- Required work
Answer with nothing except the number of lines that contain the word "layer".

- Material provided
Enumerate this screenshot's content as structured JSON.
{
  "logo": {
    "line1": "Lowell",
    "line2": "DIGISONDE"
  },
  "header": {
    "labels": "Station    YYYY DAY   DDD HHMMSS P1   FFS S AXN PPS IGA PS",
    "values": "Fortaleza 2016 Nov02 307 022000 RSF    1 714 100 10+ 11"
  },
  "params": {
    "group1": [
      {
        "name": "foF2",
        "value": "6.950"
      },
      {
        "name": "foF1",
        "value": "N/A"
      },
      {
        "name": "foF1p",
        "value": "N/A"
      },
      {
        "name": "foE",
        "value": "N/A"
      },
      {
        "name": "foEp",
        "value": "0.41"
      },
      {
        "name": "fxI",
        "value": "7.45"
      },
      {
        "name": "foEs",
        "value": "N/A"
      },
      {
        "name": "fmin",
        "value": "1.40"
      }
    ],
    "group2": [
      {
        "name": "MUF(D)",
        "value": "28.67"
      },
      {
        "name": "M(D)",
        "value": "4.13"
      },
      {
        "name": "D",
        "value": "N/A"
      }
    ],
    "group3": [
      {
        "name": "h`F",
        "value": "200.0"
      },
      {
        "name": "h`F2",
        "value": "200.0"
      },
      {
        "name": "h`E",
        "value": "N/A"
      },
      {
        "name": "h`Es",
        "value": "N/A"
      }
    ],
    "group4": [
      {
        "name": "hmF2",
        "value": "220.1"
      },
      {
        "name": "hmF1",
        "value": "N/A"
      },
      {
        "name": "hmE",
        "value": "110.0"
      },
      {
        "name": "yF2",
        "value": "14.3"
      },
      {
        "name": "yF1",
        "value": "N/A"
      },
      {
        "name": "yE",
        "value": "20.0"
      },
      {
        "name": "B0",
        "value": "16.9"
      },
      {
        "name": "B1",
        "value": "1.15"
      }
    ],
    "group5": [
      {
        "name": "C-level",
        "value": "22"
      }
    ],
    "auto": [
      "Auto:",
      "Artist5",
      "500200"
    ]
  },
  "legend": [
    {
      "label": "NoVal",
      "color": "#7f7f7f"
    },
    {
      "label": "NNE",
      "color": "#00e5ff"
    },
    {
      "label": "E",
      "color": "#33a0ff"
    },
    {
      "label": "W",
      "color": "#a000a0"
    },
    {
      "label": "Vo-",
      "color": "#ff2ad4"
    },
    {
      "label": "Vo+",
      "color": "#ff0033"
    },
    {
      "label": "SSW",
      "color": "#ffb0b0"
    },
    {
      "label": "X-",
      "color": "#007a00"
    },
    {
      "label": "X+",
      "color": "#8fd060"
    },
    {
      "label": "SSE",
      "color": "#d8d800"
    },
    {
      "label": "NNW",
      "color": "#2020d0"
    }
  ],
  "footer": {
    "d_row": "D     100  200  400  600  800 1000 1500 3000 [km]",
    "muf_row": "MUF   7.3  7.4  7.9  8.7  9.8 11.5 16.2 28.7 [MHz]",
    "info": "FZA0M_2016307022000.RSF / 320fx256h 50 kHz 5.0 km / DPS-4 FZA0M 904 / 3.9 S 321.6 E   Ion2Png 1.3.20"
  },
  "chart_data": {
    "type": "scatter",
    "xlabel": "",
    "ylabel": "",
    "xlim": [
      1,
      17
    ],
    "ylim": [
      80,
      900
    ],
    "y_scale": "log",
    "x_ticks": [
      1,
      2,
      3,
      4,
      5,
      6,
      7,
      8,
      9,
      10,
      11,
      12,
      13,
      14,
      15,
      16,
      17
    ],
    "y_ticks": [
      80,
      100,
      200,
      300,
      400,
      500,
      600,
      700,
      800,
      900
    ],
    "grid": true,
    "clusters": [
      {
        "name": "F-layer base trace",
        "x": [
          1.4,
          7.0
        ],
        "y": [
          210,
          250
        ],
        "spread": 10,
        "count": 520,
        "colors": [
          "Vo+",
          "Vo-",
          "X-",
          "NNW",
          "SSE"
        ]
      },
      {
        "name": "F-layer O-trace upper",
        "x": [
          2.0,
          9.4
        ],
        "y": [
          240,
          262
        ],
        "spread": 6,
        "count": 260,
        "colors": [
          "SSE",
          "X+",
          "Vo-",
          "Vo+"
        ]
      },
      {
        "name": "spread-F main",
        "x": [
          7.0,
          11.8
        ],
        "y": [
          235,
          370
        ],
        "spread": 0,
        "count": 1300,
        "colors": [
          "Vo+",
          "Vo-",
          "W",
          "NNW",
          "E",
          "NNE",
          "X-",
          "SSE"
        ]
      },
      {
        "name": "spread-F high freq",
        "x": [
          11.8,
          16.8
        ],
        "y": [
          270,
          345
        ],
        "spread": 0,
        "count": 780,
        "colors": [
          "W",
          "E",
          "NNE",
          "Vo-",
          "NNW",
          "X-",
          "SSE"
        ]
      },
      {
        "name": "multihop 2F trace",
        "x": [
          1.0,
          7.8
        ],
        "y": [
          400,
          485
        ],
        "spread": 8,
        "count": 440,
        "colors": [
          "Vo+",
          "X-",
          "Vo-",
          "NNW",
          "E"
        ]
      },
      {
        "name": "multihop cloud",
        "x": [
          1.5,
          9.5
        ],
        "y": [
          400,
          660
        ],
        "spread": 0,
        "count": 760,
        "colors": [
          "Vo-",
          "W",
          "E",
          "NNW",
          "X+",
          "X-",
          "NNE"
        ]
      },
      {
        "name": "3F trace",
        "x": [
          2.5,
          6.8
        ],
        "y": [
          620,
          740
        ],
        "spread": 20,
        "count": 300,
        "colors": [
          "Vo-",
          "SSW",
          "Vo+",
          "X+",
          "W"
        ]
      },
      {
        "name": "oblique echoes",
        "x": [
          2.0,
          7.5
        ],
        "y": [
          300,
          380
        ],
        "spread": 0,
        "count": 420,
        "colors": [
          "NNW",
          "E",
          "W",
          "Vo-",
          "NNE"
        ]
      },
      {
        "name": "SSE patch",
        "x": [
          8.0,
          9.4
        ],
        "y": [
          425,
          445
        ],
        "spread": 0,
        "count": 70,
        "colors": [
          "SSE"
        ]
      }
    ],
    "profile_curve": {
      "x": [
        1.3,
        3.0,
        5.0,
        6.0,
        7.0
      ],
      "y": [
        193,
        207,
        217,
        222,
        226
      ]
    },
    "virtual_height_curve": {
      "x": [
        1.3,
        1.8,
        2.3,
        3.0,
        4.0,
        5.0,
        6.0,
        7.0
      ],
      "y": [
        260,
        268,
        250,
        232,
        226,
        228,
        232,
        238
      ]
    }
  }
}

- Task output
2